• _Saved data entries_
____________

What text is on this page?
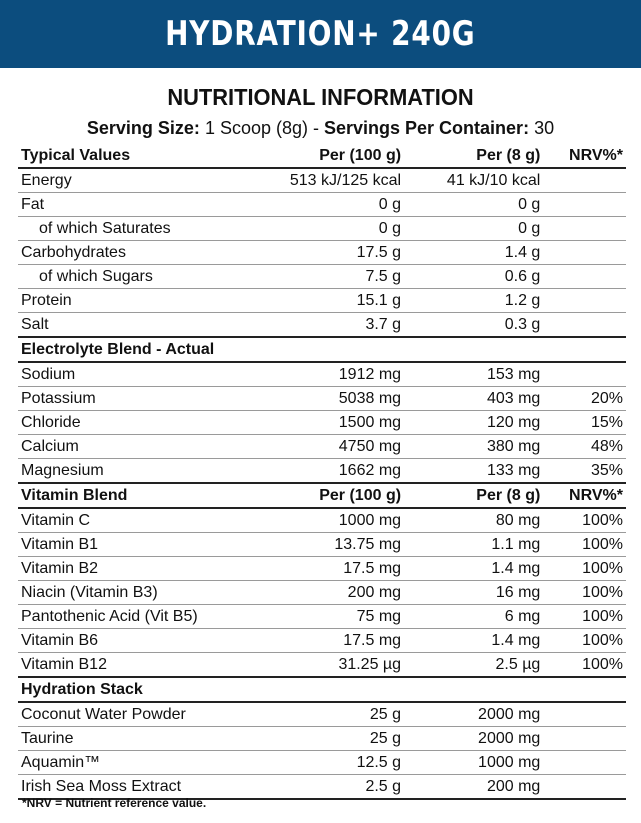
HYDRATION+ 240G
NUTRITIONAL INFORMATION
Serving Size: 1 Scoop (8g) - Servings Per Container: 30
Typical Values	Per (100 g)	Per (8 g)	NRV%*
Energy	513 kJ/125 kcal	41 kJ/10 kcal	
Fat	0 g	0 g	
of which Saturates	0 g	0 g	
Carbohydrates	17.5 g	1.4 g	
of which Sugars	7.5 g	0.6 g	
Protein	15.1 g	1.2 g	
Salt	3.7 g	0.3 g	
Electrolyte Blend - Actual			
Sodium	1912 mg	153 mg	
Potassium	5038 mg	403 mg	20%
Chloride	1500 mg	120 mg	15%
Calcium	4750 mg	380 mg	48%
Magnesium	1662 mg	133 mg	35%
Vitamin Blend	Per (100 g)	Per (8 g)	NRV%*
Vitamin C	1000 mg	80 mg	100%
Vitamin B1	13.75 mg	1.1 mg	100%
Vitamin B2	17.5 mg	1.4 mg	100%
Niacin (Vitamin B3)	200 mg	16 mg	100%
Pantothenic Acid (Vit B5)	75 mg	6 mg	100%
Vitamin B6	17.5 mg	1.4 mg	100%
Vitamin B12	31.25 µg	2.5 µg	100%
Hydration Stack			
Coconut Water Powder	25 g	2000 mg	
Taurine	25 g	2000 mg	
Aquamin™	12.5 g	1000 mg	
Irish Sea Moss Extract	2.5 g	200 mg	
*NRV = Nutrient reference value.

____________

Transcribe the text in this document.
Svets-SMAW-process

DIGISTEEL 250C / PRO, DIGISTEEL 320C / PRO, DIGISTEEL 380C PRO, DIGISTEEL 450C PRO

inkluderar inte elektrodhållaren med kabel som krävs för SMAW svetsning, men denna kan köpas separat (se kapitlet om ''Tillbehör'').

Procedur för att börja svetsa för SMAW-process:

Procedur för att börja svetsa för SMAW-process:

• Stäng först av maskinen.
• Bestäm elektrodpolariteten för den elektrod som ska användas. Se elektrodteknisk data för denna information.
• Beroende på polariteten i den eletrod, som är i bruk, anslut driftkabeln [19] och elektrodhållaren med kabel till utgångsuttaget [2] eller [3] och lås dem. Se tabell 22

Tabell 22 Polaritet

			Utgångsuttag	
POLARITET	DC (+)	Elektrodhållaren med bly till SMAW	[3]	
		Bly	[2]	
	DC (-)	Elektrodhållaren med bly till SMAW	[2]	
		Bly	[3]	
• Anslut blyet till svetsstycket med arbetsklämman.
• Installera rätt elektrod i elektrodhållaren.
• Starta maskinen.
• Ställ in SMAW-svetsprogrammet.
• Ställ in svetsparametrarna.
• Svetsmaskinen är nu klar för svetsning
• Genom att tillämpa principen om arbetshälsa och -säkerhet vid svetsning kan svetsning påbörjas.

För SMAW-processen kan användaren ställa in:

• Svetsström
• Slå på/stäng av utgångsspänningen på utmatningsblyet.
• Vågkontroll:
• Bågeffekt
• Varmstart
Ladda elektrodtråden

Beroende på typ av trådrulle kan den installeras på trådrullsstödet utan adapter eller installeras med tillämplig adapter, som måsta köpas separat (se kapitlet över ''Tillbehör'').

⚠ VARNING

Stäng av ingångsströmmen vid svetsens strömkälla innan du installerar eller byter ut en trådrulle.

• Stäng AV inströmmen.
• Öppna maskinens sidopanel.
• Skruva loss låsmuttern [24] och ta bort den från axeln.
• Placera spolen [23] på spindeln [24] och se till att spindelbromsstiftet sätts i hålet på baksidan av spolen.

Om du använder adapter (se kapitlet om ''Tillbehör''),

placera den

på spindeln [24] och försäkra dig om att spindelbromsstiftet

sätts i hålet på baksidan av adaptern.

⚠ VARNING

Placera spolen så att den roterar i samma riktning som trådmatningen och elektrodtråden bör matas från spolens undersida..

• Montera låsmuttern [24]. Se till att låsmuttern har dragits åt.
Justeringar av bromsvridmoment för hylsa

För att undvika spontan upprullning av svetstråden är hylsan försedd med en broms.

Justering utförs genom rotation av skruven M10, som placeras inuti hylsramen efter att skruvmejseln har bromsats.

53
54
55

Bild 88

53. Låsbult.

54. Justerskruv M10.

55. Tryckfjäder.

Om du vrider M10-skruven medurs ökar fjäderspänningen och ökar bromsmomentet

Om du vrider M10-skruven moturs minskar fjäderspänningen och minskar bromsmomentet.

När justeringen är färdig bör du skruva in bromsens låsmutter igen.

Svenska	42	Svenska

____________

• _Work task_
What lines above hold the word "spindeln"? List them all.

• _Response_
• Placera spolen [23] på spindeln [24] och se till att spindelbromsstiftet sätts i hålet på baksidan av spolen.
på spindeln [24] och försäkra dig om att spindelbromsstiftet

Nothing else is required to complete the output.